» **Stated exercise**
In the material below, find all lines with the string "nebo" and copy them.

## Begin

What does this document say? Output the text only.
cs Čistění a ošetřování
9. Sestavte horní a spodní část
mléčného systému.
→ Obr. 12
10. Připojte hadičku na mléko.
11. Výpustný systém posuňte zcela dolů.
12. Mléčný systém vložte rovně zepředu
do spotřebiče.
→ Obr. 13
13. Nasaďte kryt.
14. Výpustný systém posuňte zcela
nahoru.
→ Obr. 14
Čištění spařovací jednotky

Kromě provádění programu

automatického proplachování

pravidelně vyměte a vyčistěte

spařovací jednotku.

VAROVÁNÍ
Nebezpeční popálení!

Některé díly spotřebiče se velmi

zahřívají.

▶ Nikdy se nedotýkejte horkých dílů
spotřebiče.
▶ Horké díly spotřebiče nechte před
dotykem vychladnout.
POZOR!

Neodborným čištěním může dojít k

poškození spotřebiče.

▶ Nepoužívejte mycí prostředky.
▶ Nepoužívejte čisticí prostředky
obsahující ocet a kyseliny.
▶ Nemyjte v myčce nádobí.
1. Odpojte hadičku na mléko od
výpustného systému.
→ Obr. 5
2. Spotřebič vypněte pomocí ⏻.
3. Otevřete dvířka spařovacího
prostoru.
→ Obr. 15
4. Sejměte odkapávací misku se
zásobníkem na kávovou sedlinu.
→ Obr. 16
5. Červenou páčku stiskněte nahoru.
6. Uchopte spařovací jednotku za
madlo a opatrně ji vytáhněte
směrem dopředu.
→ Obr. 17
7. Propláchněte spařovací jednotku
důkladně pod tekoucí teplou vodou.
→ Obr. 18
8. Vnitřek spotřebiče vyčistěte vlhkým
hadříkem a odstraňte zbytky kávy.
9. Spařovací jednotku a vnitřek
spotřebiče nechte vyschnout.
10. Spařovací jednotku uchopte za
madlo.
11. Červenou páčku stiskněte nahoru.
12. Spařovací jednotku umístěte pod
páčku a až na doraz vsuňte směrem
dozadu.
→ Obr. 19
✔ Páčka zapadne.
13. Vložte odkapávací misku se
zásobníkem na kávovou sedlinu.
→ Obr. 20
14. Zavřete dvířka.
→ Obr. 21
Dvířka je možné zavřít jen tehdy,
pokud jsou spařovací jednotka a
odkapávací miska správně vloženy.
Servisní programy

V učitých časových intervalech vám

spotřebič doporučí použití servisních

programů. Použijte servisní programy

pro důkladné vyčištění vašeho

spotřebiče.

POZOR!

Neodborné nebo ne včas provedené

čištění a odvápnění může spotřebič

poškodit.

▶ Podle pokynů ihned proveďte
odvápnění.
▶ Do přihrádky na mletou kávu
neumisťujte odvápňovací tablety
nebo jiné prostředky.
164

## End
## Begin

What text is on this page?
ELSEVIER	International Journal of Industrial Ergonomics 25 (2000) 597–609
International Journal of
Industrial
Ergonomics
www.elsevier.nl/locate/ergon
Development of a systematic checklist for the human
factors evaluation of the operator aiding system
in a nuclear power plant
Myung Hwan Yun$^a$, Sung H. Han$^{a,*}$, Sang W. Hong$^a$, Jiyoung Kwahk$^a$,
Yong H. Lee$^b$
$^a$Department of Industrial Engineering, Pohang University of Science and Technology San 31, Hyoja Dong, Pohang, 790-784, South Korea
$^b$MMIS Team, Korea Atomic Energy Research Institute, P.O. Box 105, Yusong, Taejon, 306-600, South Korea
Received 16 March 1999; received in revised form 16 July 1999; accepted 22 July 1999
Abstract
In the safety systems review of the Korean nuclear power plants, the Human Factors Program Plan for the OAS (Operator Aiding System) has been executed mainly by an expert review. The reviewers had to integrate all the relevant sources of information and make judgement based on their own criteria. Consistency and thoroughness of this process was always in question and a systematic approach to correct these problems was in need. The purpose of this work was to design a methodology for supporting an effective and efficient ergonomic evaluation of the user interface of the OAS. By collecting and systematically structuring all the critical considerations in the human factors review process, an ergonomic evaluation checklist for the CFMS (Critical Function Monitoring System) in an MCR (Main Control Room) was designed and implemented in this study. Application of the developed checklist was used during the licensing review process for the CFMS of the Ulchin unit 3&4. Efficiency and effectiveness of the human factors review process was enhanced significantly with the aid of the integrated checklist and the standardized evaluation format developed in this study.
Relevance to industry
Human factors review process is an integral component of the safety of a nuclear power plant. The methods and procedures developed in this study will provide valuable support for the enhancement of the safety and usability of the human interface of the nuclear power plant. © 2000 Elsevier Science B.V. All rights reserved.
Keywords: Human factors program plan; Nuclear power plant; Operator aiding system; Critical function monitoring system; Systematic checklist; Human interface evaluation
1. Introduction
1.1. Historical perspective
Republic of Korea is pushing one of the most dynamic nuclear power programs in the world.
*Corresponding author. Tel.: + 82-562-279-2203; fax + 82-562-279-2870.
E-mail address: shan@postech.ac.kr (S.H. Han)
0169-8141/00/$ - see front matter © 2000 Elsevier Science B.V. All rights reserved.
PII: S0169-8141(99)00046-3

## End

» **Output of the exercise**
Neodborné nebo ne včas provedené
nebo jiné prostředky.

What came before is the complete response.